- [Stated exercise] Return the whole listing, line for line, without the pictures in it.

[Data tied to figure images]

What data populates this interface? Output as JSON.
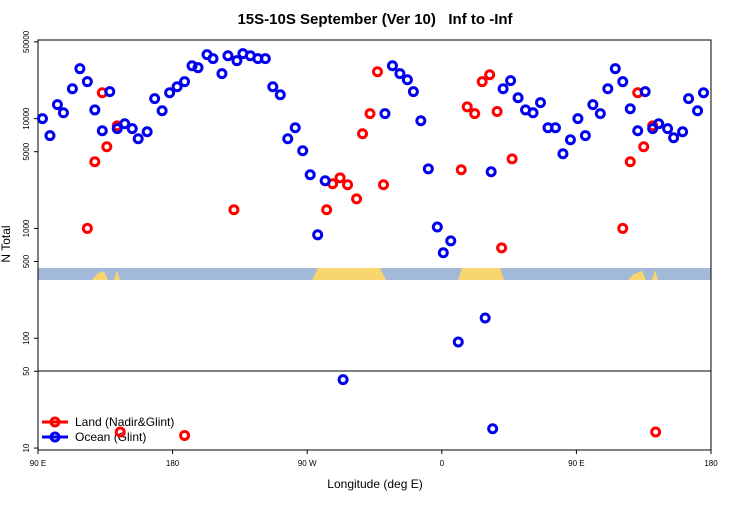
{
  "chart_data": {
    "type": "scatter",
    "title": "15S-10S September (Ver 10)   Inf to -Inf",
    "x_label": "Longitude (deg E)",
    "y_label": "N Total",
    "log_y": true,
    "legend": "lower-left",
    "xlim": [
      90,
      540
    ],
    "xticks": [
      {
        "value": 90,
        "label": "90 E"
      },
      180,
      {
        "value": 270,
        "label": "90 W"
      },
      {
        "value": 360,
        "label": "0"
      },
      {
        "value": 450,
        "label": "90 E"
      },
      {
        "value": 540,
        "label": "180"
      }
    ],
    "ylim": [
      9.6,
      52000
    ],
    "yticks": [
      10,
      50,
      100,
      500,
      1000,
      5000,
      10000,
      50000
    ],
    "series": [
      {
        "name": "Land (Nadir&Glint)",
        "color": "#ff0000",
        "x": [
          123,
          128,
          133,
          136,
          143,
          145,
          188,
          221,
          283,
          287,
          292,
          297,
          303,
          307,
          312,
          317,
          321,
          373,
          377,
          382,
          387,
          392,
          397,
          400,
          407,
          481,
          486,
          491,
          495,
          501,
          503
        ],
        "values": [
          1000,
          4050,
          17200,
          5540,
          8600,
          14,
          13,
          1480,
          1480,
          2550,
          2890,
          2500,
          1860,
          7280,
          11100,
          26700,
          2500,
          3420,
          12800,
          11100,
          21700,
          25100,
          11600,
          665,
          4300,
          1000,
          4050,
          17200,
          5540,
          8600,
          14
        ]
      },
      {
        "name": "Ocean (Glint)",
        "color": "#0000ee",
        "x": [
          93,
          98,
          103,
          107,
          113,
          118,
          123,
          128,
          133,
          138,
          143,
          148,
          153,
          157,
          163,
          168,
          173,
          178,
          183,
          188,
          193,
          197,
          203,
          207,
          213,
          217,
          223,
          227,
          232,
          237,
          242,
          247,
          252,
          257,
          262,
          267,
          272,
          277,
          282,
          294,
          322,
          327,
          332,
          337,
          341,
          346,
          351,
          357,
          361,
          366,
          371,
          389,
          393,
          394,
          401,
          406,
          411,
          416,
          421,
          426,
          431,
          436,
          441,
          446,
          451,
          456,
          461,
          466,
          471,
          476,
          481,
          486,
          491,
          496,
          501,
          505,
          511,
          515,
          521,
          525,
          531,
          535
        ],
        "values": [
          10000,
          7000,
          13400,
          11300,
          18700,
          28500,
          21700,
          12000,
          7760,
          17600,
          8100,
          8980,
          8100,
          6560,
          7590,
          15200,
          11800,
          17200,
          19500,
          21700,
          30300,
          29100,
          38300,
          35200,
          25700,
          37400,
          33700,
          39100,
          37400,
          35200,
          35200,
          19500,
          16500,
          6560,
          8260,
          5100,
          3080,
          875,
          2720,
          42,
          11100,
          30300,
          25700,
          22600,
          17600,
          9570,
          3490,
          1030,
          600,
          770,
          92.5,
          153,
          3280,
          15,
          18700,
          22200,
          15500,
          12000,
          11300,
          14000,
          8260,
          8260,
          4790,
          6420,
          10000,
          7000,
          13400,
          11100,
          18700,
          28500,
          21700,
          12300,
          7760,
          17600,
          8100,
          8980,
          8100,
          6700,
          7590,
          15200,
          11800,
          17200
        ]
      }
    ]
  }
}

- [Full output]
What data populates this interface? Output as JSON.
{
  "chart_data": {
    "type": "scatter",
    "title": "15S-10S September (Ver 10)   Inf to -Inf",
    "x_label": "Longitude (deg E)",
    "y_label": "N Total",
    "log_y": true,
    "legend": "lower-left",
    "xlim": [
      90,
      540
    ],
    "xticks": [
      {
        "value": 90,
        "label": "90 E"
      },
      180,
      {
        "value": 270,
        "label": "90 W"
      },
      {
        "value": 360,
        "label": "0"
      },
      {
        "value": 450,
        "label": "90 E"
      },
      {
        "value": 540,
        "label": "180"
      }
    ],
    "ylim": [
      9.6,
      52000
    ],
    "yticks": [
      10,
      50,
      100,
      500,
      1000,
      5000,
      10000,
      50000
    ],
    "series": [
      {
        "name": "Land (Nadir&Glint)",
        "color": "#ff0000",
        "x": [
          123,
          128,
          133,
          136,
          143,
          145,
          188,
          221,
          283,
          287,
          292,
          297,
          303,
          307,
          312,
          317,
          321,
          373,
          377,
          382,
          387,
          392,
          397,
          400,
          407,
          481,
          486,
          491,
          495,
          501,
          503
        ],
        "values": [
          1000,
          4050,
          17200,
          5540,
          8600,
          14,
          13,
          1480,
          1480,
          2550,
          2890,
          2500,
          1860,
          7280,
          11100,
          26700,
          2500,
          3420,
          12800,
          11100,
          21700,
          25100,
          11600,
          665,
          4300,
          1000,
          4050,
          17200,
          5540,
          8600,
          14
        ]
      },
      {
        "name": "Ocean (Glint)",
        "color": "#0000ee",
        "x": [
          93,
          98,
          103,
          107,
          113,
          118,
          123,
          128,
          133,
          138,
          143,
          148,
          153,
          157,
          163,
          168,
          173,
          178,
          183,
          188,
          193,
          197,
          203,
          207,
          213,
          217,
          223,
          227,
          232,
          237,
          242,
          247,
          252,
          257,
          262,
          267,
          272,
          277,
          282,
          294,
          322,
          327,
          332,
          337,
          341,
          346,
          351,
          357,
          361,
          366,
          371,
          389,
          393,
          394,
          401,
          406,
          411,
          416,
          421,
          426,
          431,
          436,
          441,
          446,
          451,
          456,
          461,
          466,
          471,
          476,
          481,
          486,
          491,
          496,
          501,
          505,
          511,
          515,
          521,
          525,
          531,
          535
        ],
        "values": [
          10000,
          7000,
          13400,
          11300,
          18700,
          28500,
          21700,
          12000,
          7760,
          17600,
          8100,
          8980,
          8100,
          6560,
          7590,
          15200,
          11800,
          17200,
          19500,
          21700,
          30300,
          29100,
          38300,
          35200,
          25700,
          37400,
          33700,
          39100,
          37400,
          35200,
          35200,
          19500,
          16500,
          6560,
          8260,
          5100,
          3080,
          875,
          2720,
          42,
          11100,
          30300,
          25700,
          22600,
          17600,
          9570,
          3490,
          1030,
          600,
          770,
          92.5,
          153,
          3280,
          15,
          18700,
          22200,
          15500,
          12000,
          11300,
          14000,
          8260,
          8260,
          4790,
          6420,
          10000,
          7000,
          13400,
          11100,
          18700,
          28500,
          21700,
          12300,
          7760,
          17600,
          8100,
          8980,
          8100,
          6700,
          7590,
          15200,
          11800,
          17200
        ]
      }
    ]
  }
}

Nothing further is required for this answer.